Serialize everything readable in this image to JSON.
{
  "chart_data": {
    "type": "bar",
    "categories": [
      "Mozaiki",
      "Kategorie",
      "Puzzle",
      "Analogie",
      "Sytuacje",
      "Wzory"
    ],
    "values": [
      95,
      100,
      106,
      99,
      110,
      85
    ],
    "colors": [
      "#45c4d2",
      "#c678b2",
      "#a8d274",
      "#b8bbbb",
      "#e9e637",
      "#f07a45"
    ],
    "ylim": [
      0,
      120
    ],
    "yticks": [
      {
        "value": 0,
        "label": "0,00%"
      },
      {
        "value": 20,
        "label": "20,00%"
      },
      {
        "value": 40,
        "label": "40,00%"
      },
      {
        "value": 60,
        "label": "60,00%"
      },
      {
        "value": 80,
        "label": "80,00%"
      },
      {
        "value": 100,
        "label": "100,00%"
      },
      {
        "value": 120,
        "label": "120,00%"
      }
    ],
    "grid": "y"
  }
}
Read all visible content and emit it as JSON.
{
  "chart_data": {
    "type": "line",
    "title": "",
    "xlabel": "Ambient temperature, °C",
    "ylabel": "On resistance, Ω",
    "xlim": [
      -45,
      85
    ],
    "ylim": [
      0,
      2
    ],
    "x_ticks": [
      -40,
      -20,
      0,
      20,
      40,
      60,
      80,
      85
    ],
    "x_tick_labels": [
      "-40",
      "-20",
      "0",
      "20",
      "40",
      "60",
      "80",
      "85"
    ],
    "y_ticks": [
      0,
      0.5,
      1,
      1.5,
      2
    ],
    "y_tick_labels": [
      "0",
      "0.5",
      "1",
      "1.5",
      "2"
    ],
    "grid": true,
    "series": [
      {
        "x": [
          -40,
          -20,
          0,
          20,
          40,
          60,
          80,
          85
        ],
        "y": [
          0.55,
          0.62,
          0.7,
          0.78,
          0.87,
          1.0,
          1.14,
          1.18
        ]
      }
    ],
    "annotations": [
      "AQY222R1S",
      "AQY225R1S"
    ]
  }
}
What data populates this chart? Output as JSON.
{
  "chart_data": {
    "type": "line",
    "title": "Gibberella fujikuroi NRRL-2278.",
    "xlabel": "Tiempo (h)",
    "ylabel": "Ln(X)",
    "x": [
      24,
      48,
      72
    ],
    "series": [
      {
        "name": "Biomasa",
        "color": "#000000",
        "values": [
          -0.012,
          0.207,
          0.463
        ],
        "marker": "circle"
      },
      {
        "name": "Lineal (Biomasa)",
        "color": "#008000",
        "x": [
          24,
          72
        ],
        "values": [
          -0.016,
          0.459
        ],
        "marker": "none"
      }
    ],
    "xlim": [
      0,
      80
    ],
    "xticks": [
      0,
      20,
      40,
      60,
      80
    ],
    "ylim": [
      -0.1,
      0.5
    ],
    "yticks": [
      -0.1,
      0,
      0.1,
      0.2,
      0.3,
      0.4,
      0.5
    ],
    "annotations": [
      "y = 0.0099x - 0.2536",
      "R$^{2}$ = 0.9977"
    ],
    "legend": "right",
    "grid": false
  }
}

#####

Problem to solve:
Extract all lines as given.

Answer to the exercise:
Serialize everything readable in this image to JSON.
{
  "chart_data": {
    "type": "bar",
    "categories": [
      "Mozaiki",
      "Kategorie",
      "Puzzle",
      "Analogie",
      "Sytuacje",
      "Wzory"
    ],
    "values": [
      95,
      100,
      106,
      99,
      110,
      85
    ],
    "colors": [
      "#45c4d2",
      "#c678b2",
      "#a8d274",
      "#b8bbbb",
      "#e9e637",
      "#f07a45"
    ],
    "ylim": [
      0,
      120
    ],
    "yticks": [
      {
        "value": 0,
        "label": "0,00%"
      },
      {
        "value": 20,
        "label": "20,00%"
      },
      {
        "value": 40,
        "label": "40,00%"
      },
      {
        "value": 60,
        "label": "60,00%"
      },
      {
        "value": 80,
        "label": "80,00%"
      },
      {
        "value": 100,
        "label": "100,00%"
      },
      {
        "value": 120,
        "label": "120,00%"
      }
    ],
    "grid": "y"
  }
}
Read all visible content and emit it as JSON.
{
  "chart_data": {
    "type": "line",
    "title": "",
    "xlabel": "Ambient temperature, °C",
    "ylabel": "On resistance, Ω",
    "xlim": [
      -45,
      85
    ],
    "ylim": [
      0,
      2
    ],
    "x_ticks": [
      -40,
      -20,
      0,
      20,
      40,
      60,
      80,
      85
    ],
    "x_tick_labels": [
      "-40",
      "-20",
      "0",
      "20",
      "40",
      "60",
      "80",
      "85"
    ],
    "y_ticks": [
      0,
      0.5,
      1,
      1.5,
      2
    ],
    "y_tick_labels": [
      "0",
      "0.5",
      "1",
      "1.5",
      "2"
    ],
    "grid": true,
    "series": [
      {
        "x": [
          -40,
          -20,
          0,
          20,
          40,
          60,
          80,
          85
        ],
        "y": [
          0.55,
          0.62,
          0.7,
          0.78,
          0.87,
          1.0,
          1.14,
          1.18
        ]
      }
    ],
    "annotations": [
      "AQY222R1S",
      "AQY225R1S"
    ]
  }
}
What data populates this chart? Output as JSON.
{
  "chart_data": {
    "type": "line",
    "title": "Gibberella fujikuroi NRRL-2278.",
    "xlabel": "Tiempo (h)",
    "ylabel": "Ln(X)",
    "x": [
      24,
      48,
      72
    ],
    "series": [
      {
        "name": "Biomasa",
        "color": "#000000",
        "values": [
          -0.012,
          0.207,
          0.463
        ],
        "marker": "circle"
      },
      {
        "name": "Lineal (Biomasa)",
        "color": "#008000",
        "x": [
          24,
          72
        ],
        "values": [
          -0.016,
          0.459
        ],
        "marker": "none"
      }
    ],
    "xlim": [
      0,
      80
    ],
    "xticks": [
      0,
      20,
      40,
      60,
      80
    ],
    "ylim": [
      -0.1,
      0.5
    ],
    "yticks": [
      -0.1,
      0,
      0.1,
      0.2,
      0.3,
      0.4,
      0.5
    ],
    "annotations": [
      "y = 0.0099x - 0.2536",
      "R$^{2}$ = 0.9977"
    ],
    "legend": "right",
    "grid": false
  }
}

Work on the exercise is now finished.